[Your goal]: Pull out every line below that contains the word "page".

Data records
------------------------------------
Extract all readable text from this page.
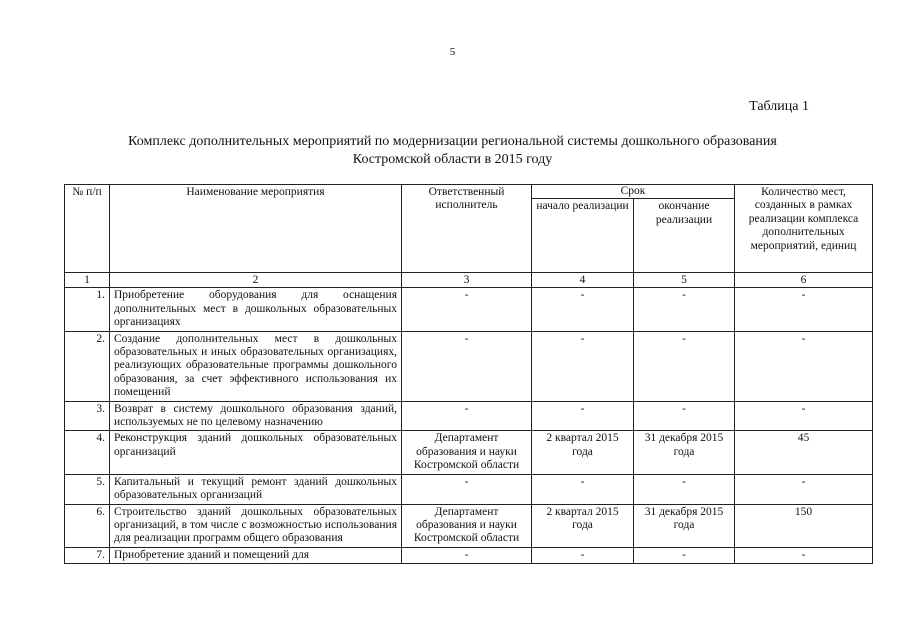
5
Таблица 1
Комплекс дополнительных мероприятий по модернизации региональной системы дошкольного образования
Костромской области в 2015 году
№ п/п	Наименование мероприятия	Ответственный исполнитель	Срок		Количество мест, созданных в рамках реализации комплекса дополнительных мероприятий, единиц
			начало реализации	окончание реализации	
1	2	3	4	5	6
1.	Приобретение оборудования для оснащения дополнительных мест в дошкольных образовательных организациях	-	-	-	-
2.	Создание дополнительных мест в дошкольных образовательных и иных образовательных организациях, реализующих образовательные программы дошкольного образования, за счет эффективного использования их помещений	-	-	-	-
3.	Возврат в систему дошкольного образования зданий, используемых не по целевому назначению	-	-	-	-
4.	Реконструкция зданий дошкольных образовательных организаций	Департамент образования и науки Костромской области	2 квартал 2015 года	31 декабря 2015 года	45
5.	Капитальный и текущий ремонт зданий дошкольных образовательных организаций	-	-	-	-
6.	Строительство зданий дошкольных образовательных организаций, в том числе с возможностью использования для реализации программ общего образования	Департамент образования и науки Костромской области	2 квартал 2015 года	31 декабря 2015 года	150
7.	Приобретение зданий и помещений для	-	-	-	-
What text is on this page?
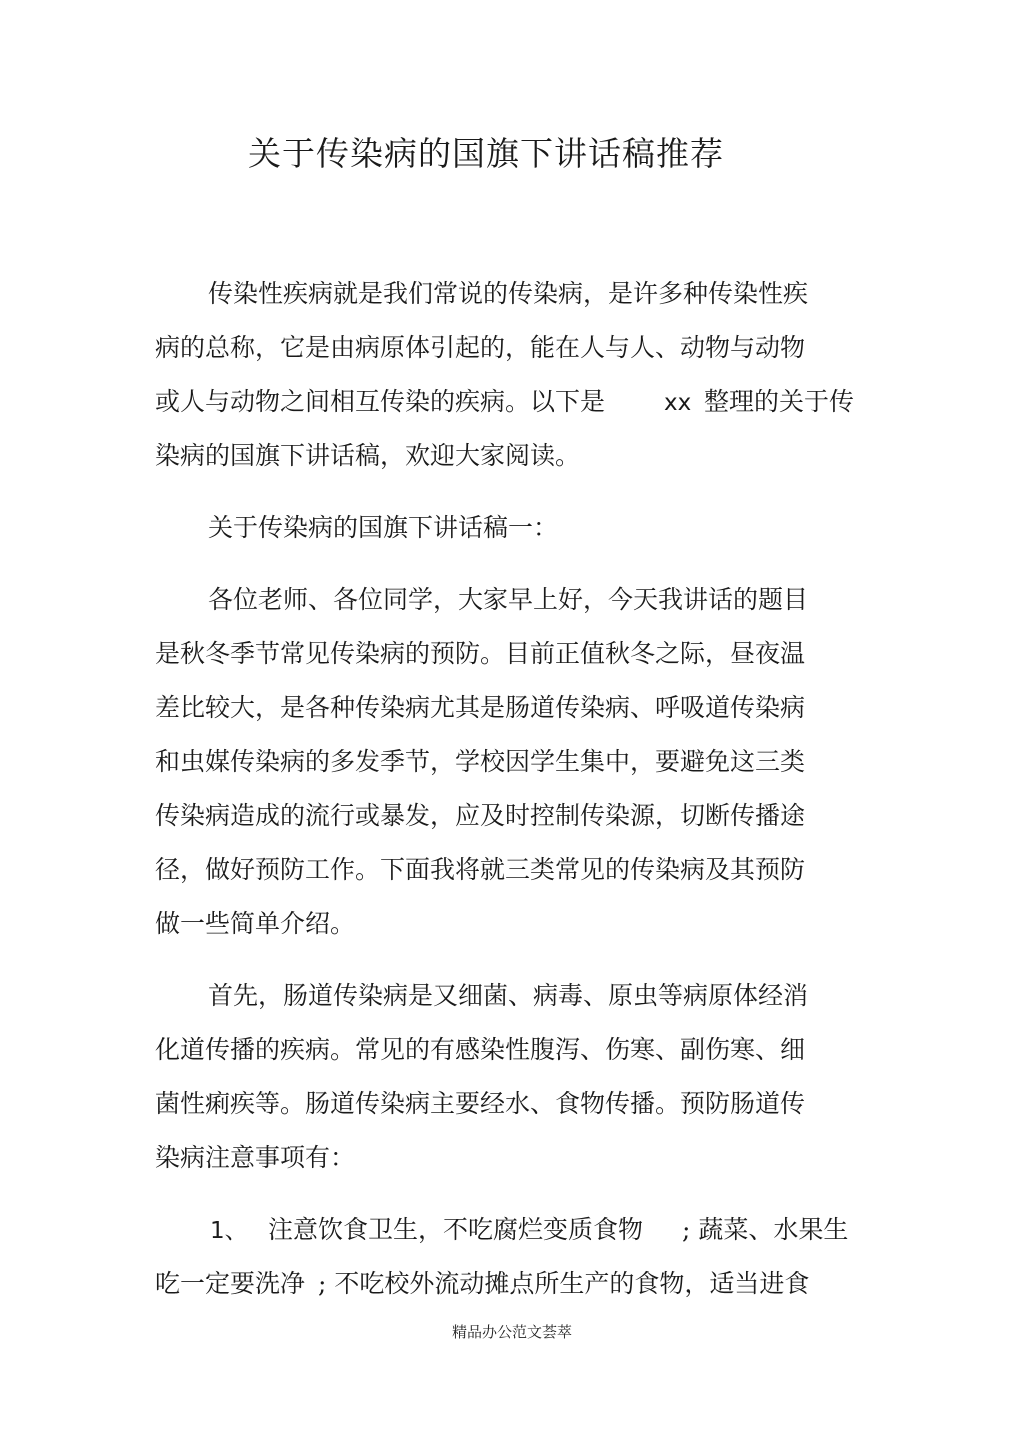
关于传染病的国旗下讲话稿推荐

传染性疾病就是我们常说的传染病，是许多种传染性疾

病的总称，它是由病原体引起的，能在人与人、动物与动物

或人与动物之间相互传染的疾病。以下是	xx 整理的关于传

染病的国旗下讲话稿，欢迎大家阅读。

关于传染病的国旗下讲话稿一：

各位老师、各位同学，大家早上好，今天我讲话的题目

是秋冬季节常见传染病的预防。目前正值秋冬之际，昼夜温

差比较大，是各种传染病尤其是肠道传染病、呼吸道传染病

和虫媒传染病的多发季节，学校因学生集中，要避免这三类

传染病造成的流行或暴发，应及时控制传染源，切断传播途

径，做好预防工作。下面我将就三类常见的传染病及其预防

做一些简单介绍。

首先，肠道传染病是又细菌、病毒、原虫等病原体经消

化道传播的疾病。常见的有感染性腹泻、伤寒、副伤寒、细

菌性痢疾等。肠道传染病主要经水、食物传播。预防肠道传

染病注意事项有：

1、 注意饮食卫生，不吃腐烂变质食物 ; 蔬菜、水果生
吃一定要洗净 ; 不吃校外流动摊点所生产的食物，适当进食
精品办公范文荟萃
------------------------------------
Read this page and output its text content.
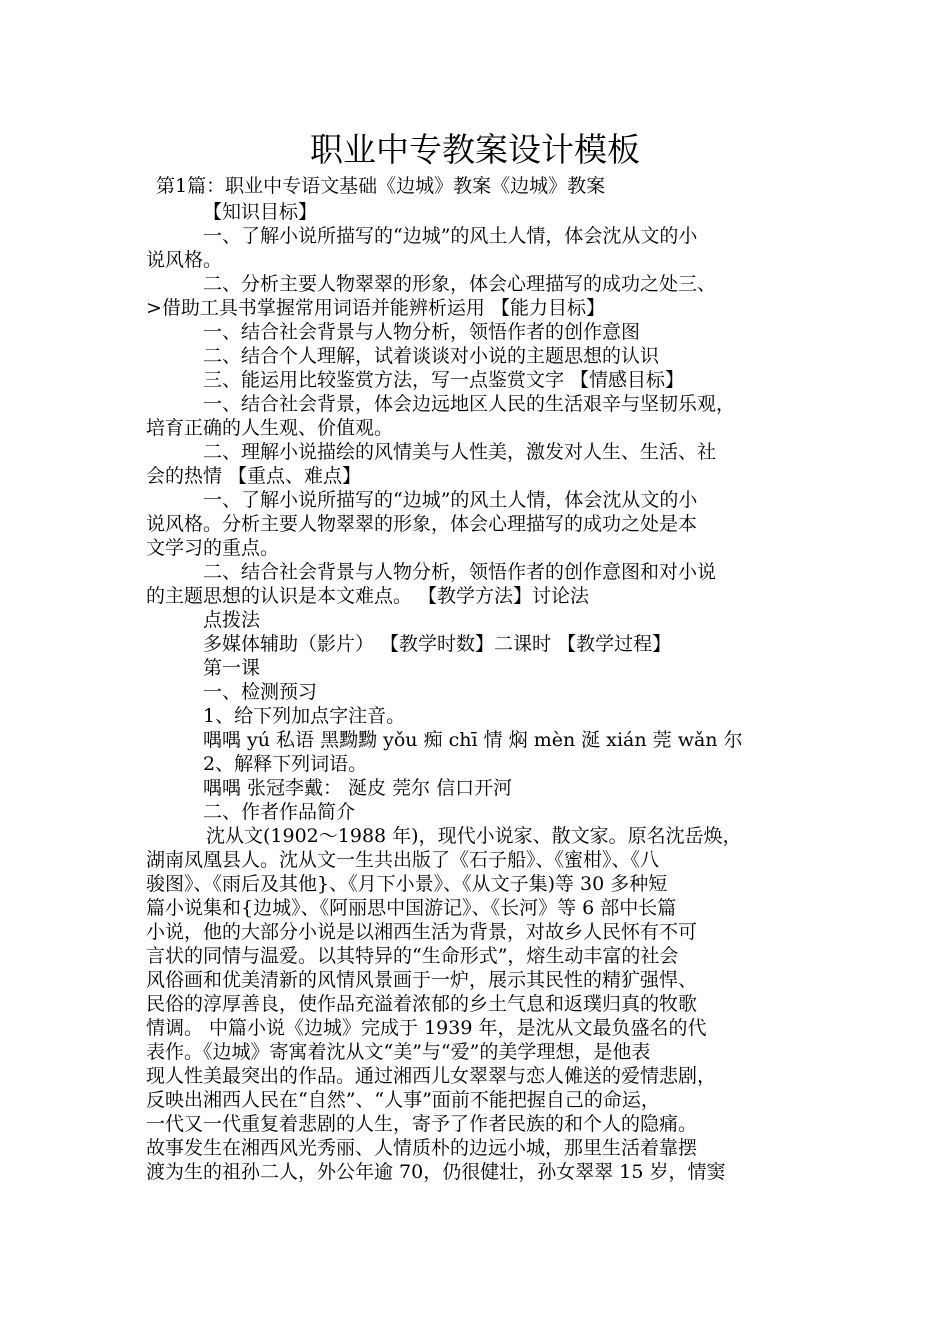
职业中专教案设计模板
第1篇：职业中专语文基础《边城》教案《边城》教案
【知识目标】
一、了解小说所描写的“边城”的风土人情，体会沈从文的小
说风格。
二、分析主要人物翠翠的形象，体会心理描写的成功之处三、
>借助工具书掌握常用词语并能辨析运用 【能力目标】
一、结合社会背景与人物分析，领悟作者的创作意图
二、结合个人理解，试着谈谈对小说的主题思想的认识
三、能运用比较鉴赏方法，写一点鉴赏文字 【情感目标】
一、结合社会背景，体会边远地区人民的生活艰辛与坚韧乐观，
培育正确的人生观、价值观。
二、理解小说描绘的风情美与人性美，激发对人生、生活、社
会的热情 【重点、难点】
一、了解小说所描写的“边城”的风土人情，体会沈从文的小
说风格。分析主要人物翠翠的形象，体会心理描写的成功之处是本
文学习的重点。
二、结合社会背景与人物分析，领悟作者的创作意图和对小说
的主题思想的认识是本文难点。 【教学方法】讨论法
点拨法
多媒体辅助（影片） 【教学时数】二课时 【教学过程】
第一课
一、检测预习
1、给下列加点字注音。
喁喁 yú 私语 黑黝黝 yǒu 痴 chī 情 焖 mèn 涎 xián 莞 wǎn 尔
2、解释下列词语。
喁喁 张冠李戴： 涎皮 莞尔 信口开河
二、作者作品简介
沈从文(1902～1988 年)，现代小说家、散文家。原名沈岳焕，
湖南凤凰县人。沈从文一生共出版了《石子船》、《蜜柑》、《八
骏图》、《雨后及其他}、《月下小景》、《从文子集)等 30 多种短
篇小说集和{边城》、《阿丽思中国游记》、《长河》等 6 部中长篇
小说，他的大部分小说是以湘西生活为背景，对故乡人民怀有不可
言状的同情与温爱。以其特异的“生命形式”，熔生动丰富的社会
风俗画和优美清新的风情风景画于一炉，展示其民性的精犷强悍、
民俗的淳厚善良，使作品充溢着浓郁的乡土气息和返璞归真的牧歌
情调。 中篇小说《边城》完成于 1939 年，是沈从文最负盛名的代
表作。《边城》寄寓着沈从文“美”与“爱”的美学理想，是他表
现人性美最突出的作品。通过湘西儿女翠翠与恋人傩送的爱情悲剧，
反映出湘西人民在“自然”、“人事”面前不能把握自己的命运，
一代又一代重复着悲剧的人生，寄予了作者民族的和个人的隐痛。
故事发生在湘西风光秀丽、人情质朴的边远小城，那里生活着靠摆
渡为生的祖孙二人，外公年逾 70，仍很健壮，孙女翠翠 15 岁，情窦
------------------------------------
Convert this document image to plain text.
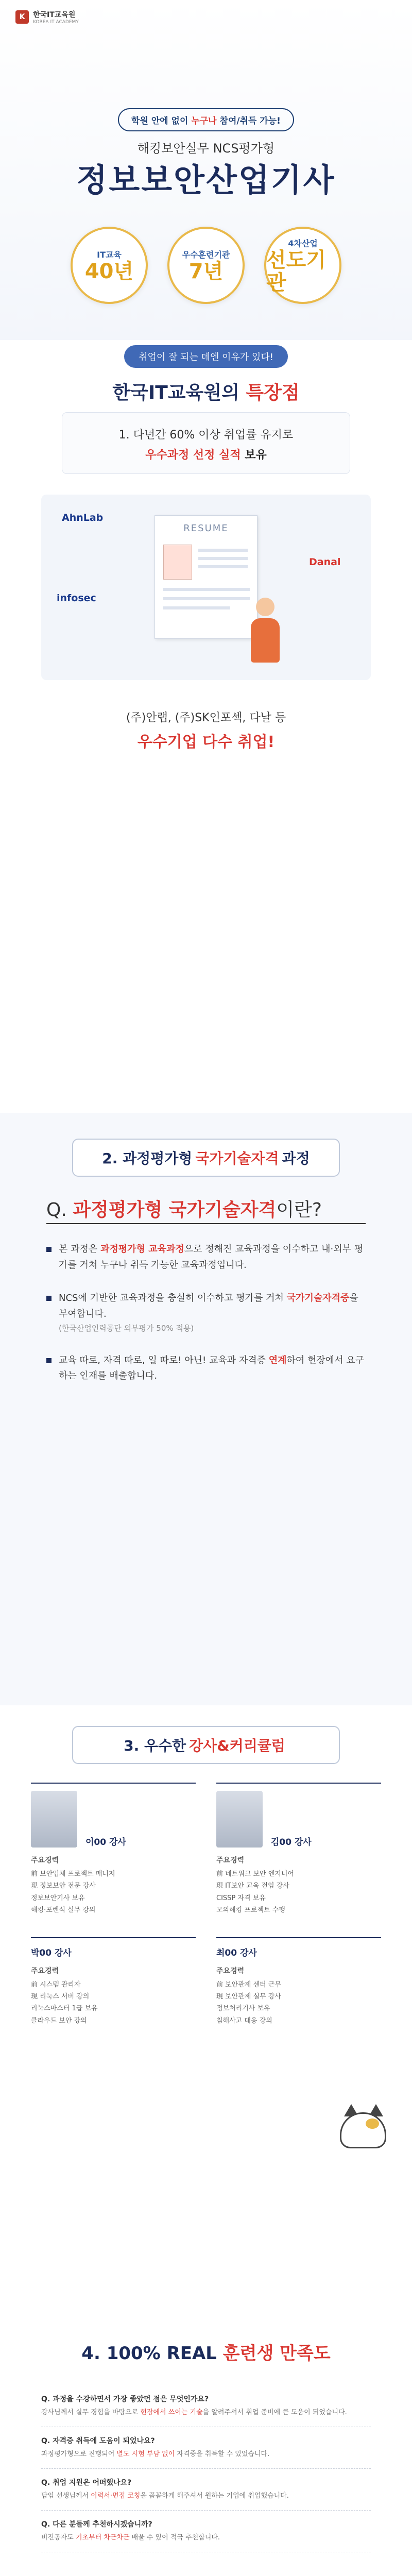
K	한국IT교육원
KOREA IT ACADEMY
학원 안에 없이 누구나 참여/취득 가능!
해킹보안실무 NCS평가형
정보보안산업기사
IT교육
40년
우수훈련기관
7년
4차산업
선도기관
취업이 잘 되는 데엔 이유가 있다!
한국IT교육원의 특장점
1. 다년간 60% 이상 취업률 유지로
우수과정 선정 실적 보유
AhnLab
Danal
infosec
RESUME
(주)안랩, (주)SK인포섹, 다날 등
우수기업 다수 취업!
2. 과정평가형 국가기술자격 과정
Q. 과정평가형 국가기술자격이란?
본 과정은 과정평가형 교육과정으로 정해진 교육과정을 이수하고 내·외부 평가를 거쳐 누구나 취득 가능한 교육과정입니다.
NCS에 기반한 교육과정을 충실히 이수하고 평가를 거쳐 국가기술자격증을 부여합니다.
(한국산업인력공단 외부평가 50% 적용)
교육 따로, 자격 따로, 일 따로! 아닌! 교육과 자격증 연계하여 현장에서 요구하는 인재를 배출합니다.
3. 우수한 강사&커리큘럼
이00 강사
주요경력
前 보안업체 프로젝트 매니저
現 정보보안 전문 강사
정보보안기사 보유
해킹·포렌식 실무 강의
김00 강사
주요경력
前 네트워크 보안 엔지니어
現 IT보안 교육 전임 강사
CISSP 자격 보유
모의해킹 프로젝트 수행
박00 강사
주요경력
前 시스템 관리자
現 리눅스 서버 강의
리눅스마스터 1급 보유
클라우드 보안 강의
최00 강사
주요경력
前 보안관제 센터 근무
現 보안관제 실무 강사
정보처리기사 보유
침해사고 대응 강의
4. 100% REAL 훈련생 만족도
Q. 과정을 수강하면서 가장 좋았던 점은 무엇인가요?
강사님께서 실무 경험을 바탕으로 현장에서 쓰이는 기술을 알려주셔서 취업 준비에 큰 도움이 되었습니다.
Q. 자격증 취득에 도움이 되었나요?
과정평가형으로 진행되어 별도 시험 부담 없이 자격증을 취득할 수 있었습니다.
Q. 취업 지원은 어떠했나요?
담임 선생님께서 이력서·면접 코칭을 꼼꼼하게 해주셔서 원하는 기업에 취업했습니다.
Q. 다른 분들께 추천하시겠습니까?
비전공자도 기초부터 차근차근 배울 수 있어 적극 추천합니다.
------------------------------------
[Written response]:
Extract all readable text from this page.
What text is on this page?
Read this page and output its text content.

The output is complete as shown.